Data listing.
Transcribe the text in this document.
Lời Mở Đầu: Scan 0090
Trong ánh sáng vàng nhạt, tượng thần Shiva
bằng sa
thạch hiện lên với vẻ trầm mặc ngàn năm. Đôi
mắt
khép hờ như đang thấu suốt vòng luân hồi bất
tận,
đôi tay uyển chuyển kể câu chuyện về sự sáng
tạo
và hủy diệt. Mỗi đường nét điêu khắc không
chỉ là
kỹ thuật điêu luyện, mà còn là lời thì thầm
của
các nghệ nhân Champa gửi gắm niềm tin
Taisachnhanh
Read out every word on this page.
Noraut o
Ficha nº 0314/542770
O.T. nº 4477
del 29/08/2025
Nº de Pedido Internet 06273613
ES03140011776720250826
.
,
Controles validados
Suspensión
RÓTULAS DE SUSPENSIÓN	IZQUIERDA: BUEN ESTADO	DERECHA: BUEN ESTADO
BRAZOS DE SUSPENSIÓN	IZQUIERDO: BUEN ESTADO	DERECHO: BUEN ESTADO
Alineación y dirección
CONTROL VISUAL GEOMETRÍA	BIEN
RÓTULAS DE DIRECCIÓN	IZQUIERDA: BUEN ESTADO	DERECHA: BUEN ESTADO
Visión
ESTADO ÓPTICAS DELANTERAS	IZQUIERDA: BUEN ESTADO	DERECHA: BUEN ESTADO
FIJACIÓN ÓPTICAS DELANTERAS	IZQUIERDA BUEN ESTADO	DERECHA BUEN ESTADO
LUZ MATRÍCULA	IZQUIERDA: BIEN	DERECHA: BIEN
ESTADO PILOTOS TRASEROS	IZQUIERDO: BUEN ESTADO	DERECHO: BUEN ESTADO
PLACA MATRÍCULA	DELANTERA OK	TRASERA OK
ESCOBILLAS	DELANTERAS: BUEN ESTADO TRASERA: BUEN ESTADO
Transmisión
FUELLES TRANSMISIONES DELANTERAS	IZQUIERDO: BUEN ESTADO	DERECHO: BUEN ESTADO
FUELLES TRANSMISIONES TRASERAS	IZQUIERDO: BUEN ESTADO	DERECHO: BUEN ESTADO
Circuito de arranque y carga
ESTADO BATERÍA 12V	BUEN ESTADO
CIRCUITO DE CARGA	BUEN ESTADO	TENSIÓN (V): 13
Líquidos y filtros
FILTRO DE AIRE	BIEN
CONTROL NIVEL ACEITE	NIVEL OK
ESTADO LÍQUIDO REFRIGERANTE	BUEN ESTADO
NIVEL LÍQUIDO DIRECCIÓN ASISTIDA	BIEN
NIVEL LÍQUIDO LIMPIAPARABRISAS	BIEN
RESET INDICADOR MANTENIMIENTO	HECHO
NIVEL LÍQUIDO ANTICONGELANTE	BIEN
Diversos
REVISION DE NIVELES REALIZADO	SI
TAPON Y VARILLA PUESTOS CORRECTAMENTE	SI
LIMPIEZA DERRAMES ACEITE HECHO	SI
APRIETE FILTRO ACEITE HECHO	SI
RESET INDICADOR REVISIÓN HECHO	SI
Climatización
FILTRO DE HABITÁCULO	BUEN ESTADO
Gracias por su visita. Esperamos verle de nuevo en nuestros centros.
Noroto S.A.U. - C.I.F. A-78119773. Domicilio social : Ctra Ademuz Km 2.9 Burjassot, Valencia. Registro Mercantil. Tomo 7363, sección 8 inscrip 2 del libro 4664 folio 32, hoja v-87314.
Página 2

Set task. Send back all of the entries exactly, with nothing missing.

Expected answer.
Transcribe the text in this document.
Lời Mở Đầu: Scan 0090
Trong ánh sáng vàng nhạt, tượng thần Shiva
bằng sa
thạch hiện lên với vẻ trầm mặc ngàn năm. Đôi
mắt
khép hờ như đang thấu suốt vòng luân hồi bất
tận,
đôi tay uyển chuyển kể câu chuyện về sự sáng
tạo
và hủy diệt. Mỗi đường nét điêu khắc không
chỉ là
kỹ thuật điêu luyện, mà còn là lời thì thầm
của
các nghệ nhân Champa gửi gắm niềm tin
Taisachnhanh
Read out every word on this page.
Noraut o
Ficha nº 0314/542770
O.T. nº 4477
del 29/08/2025
Nº de Pedido Internet 06273613
ES03140011776720250826
.
,
Controles validados
Suspensión
RÓTULAS DE SUSPENSIÓN	IZQUIERDA: BUEN ESTADO	DERECHA: BUEN ESTADO
BRAZOS DE SUSPENSIÓN	IZQUIERDO: BUEN ESTADO	DERECHO: BUEN ESTADO
Alineación y dirección
CONTROL VISUAL GEOMETRÍA	BIEN
RÓTULAS DE DIRECCIÓN	IZQUIERDA: BUEN ESTADO	DERECHA: BUEN ESTADO
Visión
ESTADO ÓPTICAS DELANTERAS	IZQUIERDA: BUEN ESTADO	DERECHA: BUEN ESTADO
FIJACIÓN ÓPTICAS DELANTERAS	IZQUIERDA BUEN ESTADO	DERECHA BUEN ESTADO
LUZ MATRÍCULA	IZQUIERDA: BIEN	DERECHA: BIEN
ESTADO PILOTOS TRASEROS	IZQUIERDO: BUEN ESTADO	DERECHO: BUEN ESTADO
PLACA MATRÍCULA	DELANTERA OK	TRASERA OK
ESCOBILLAS	DELANTERAS: BUEN ESTADO TRASERA: BUEN ESTADO
Transmisión
FUELLES TRANSMISIONES DELANTERAS	IZQUIERDO: BUEN ESTADO	DERECHO: BUEN ESTADO
FUELLES TRANSMISIONES TRASERAS	IZQUIERDO: BUEN ESTADO	DERECHO: BUEN ESTADO
Circuito de arranque y carga
ESTADO BATERÍA 12V	BUEN ESTADO
CIRCUITO DE CARGA	BUEN ESTADO	TENSIÓN (V): 13
Líquidos y filtros
FILTRO DE AIRE	BIEN
CONTROL NIVEL ACEITE	NIVEL OK
ESTADO LÍQUIDO REFRIGERANTE	BUEN ESTADO
NIVEL LÍQUIDO DIRECCIÓN ASISTIDA	BIEN
NIVEL LÍQUIDO LIMPIAPARABRISAS	BIEN
RESET INDICADOR MANTENIMIENTO	HECHO
NIVEL LÍQUIDO ANTICONGELANTE	BIEN
Diversos
REVISION DE NIVELES REALIZADO	SI
TAPON Y VARILLA PUESTOS CORRECTAMENTE	SI
LIMPIEZA DERRAMES ACEITE HECHO	SI
APRIETE FILTRO ACEITE HECHO	SI
RESET INDICADOR REVISIÓN HECHO	SI
Climatización
FILTRO DE HABITÁCULO	BUEN ESTADO
Gracias por su visita. Esperamos verle de nuevo en nuestros centros.
Noroto S.A.U. - C.I.F. A-78119773. Domicilio social : Ctra Ademuz Km 2.9 Burjassot, Valencia. Registro Mercantil. Tomo 7363, sección 8 inscrip 2 del libro 4664 folio 32, hoja v-87314.
Página 2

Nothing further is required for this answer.